* Work to do *
Identify all lines in the data containing the string "Based". Copy them out.

* Data shown *
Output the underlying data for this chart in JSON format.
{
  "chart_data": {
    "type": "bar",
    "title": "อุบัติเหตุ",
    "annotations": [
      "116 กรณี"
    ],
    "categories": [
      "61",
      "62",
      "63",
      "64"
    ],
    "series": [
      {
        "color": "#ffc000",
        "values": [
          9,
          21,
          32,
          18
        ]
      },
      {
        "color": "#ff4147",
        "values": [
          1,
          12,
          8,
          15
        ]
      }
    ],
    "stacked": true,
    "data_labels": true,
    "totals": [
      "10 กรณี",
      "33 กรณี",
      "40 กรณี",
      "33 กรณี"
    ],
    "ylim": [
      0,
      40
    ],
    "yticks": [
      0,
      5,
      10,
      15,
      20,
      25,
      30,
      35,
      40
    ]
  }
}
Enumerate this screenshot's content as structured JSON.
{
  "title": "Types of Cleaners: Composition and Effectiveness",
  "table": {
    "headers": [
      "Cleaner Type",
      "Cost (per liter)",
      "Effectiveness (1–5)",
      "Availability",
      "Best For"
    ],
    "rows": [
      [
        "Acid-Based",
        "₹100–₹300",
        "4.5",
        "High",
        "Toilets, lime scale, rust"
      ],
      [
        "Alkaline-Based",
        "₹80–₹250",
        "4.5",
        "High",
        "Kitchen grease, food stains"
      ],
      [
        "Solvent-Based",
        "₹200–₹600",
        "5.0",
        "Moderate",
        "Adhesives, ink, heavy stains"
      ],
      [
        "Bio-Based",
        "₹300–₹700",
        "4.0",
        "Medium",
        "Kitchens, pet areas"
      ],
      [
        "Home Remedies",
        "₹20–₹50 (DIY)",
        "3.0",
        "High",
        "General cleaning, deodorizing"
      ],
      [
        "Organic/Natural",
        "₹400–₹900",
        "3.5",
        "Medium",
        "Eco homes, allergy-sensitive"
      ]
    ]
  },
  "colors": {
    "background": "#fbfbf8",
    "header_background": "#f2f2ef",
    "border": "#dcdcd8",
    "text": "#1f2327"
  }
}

* Answer for this exercise *
        "Acid-Based",
        "Alkaline-Based",
        "Solvent-Based",
        "Bio-Based",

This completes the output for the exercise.